SHORT TASK
What follows is a set of entries. Give them again exactly, without the pictures.

----------

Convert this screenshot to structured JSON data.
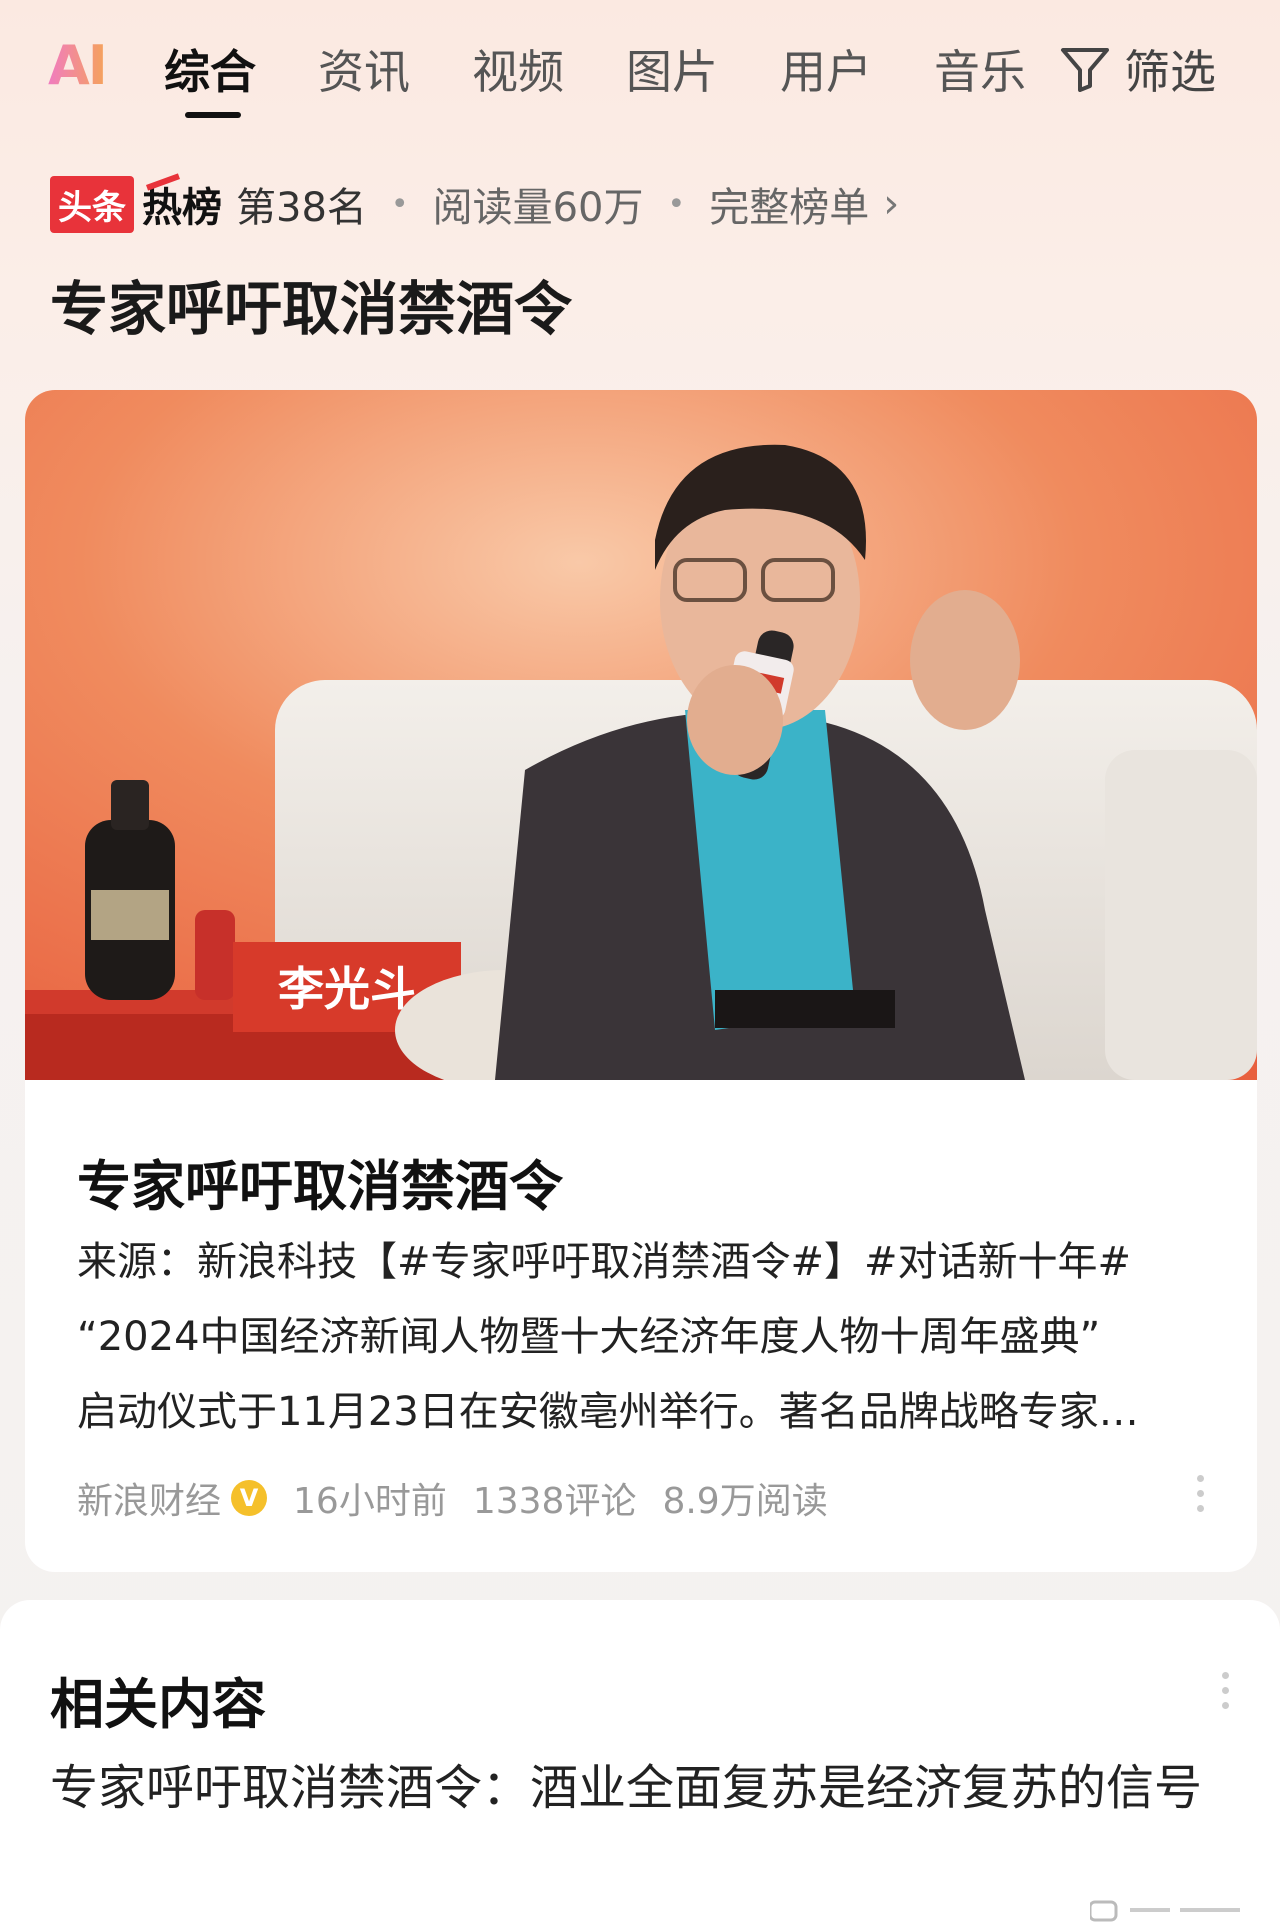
{
  "top_nav": {
    "logo": "AI",
    "tabs": [
      {
        "label": "综合",
        "active": true
      },
      {
        "label": "资讯",
        "active": false
      },
      {
        "label": "视频",
        "active": false
      },
      {
        "label": "图片",
        "active": false
      },
      {
        "label": "用户",
        "active": false
      },
      {
        "label": "音乐",
        "active": false
      }
    ],
    "filter_label": "筛选"
  },
  "hot_rank": {
    "brand": "头条",
    "list_name": "热榜",
    "rank": "第38名",
    "reads": "阅读量60万",
    "full_list": "完整榜单"
  },
  "topic_title": "专家呼吁取消禁酒令",
  "article": {
    "image_caption_tag": "李光斗",
    "title": "专家呼吁取消禁酒令",
    "summary_lines": [
      "来源：新浪科技【#专家呼吁取消禁酒令#】#对话新十年#",
      "“2024中国经济新闻人物暨十大经济年度人物十周年盛典”",
      "启动仪式于11月23日在安徽亳州举行。著名品牌战略专家…"
    ],
    "source": "新浪财经",
    "verified_badge": "V",
    "time": "16小时前",
    "comments": "1338评论",
    "reads": "8.9万阅读"
  },
  "related": {
    "title": "相关内容",
    "items": [
      {
        "text": "专家呼吁取消禁酒令：酒业全面复苏是经济复苏的信号"
      }
    ]
  },
  "colors": {
    "accent_red": "#e8333a",
    "verified_yellow": "#f5c02b"
  }
}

----------

FULL ANSWER
Convert this screenshot to structured JSON data.
{
  "top_nav": {
    "logo": "AI",
    "tabs": [
      {
        "label": "综合",
        "active": true
      },
      {
        "label": "资讯",
        "active": false
      },
      {
        "label": "视频",
        "active": false
      },
      {
        "label": "图片",
        "active": false
      },
      {
        "label": "用户",
        "active": false
      },
      {
        "label": "音乐",
        "active": false
      }
    ],
    "filter_label": "筛选"
  },
  "hot_rank": {
    "brand": "头条",
    "list_name": "热榜",
    "rank": "第38名",
    "reads": "阅读量60万",
    "full_list": "完整榜单"
  },
  "topic_title": "专家呼吁取消禁酒令",
  "article": {
    "image_caption_tag": "李光斗",
    "title": "专家呼吁取消禁酒令",
    "summary_lines": [
      "来源：新浪科技【#专家呼吁取消禁酒令#】#对话新十年#",
      "“2024中国经济新闻人物暨十大经济年度人物十周年盛典”",
      "启动仪式于11月23日在安徽亳州举行。著名品牌战略专家…"
    ],
    "source": "新浪财经",
    "verified_badge": "V",
    "time": "16小时前",
    "comments": "1338评论",
    "reads": "8.9万阅读"
  },
  "related": {
    "title": "相关内容",
    "items": [
      {
        "text": "专家呼吁取消禁酒令：酒业全面复苏是经济复苏的信号"
      }
    ]
  },
  "colors": {
    "accent_red": "#e8333a",
    "verified_yellow": "#f5c02b"
  }
}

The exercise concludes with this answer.